[Stored records]
● ● ● ● ●
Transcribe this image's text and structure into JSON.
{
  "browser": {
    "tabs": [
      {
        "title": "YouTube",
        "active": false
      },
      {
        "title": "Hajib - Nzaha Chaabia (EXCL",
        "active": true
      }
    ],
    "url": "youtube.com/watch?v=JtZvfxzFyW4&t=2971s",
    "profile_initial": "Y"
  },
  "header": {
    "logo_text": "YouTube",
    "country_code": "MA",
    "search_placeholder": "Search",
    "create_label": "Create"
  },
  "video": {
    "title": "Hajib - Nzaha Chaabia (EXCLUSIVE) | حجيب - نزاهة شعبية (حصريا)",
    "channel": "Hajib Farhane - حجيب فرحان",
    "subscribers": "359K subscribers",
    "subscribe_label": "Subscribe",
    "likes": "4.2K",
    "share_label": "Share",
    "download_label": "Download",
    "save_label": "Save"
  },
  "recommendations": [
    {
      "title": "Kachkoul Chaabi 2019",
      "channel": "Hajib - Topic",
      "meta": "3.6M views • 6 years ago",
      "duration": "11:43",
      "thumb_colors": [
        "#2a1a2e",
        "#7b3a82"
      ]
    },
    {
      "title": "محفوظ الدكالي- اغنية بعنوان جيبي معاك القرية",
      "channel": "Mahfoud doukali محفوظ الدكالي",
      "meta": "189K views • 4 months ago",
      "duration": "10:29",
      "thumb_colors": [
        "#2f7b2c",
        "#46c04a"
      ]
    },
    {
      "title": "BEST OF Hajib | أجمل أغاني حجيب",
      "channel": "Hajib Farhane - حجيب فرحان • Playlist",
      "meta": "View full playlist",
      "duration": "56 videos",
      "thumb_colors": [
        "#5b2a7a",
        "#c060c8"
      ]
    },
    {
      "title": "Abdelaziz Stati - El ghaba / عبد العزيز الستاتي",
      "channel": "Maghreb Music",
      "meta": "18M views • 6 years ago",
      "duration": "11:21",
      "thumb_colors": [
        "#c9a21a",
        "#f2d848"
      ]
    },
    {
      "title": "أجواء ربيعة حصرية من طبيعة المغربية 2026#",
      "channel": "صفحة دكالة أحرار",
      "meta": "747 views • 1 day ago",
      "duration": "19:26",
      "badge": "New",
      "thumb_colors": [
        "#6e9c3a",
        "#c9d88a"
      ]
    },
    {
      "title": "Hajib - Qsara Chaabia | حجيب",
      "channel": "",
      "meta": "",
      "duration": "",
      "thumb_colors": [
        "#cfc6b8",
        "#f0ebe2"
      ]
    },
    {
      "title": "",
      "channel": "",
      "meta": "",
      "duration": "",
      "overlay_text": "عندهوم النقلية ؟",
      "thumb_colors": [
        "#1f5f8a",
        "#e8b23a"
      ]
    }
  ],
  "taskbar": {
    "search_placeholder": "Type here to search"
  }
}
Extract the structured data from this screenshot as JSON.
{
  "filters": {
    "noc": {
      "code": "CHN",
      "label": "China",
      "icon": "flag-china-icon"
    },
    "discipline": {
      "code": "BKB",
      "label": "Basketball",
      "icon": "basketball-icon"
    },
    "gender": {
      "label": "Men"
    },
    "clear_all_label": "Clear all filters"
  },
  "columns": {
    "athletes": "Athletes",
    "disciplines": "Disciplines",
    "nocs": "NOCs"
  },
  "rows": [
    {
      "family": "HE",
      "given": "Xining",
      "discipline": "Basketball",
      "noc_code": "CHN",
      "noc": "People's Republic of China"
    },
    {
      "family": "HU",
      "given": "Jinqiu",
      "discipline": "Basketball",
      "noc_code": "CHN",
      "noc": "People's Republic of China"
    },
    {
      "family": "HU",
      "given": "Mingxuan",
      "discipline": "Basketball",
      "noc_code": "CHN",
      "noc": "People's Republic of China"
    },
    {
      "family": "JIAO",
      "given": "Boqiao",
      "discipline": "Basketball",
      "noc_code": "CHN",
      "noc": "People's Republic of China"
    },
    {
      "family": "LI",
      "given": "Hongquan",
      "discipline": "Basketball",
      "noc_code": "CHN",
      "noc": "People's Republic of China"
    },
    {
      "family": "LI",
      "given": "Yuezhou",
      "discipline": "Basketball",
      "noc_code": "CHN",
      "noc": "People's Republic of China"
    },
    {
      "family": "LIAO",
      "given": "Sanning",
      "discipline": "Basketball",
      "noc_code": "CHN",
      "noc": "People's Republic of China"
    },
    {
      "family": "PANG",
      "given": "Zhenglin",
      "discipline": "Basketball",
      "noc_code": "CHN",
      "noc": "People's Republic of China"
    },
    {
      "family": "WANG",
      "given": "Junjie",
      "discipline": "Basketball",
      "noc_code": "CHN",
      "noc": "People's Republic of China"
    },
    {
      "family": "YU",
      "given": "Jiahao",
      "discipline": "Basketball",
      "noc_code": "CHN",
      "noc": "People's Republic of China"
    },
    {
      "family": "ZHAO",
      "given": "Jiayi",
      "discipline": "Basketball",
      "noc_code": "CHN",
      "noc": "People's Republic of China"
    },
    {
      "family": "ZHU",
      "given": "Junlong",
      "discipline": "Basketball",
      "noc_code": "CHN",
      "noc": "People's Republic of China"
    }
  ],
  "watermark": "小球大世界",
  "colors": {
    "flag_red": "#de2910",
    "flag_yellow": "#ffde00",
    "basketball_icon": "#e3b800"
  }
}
● ● ● ● ●
Scan the records for the string "views". Copy each line in which it appears.

      "meta": "3.6M views • 6 years ago",
      "meta": "189K views • 4 months ago",
      "meta": "18M views • 6 years ago",
      "meta": "747 views • 1 day ago",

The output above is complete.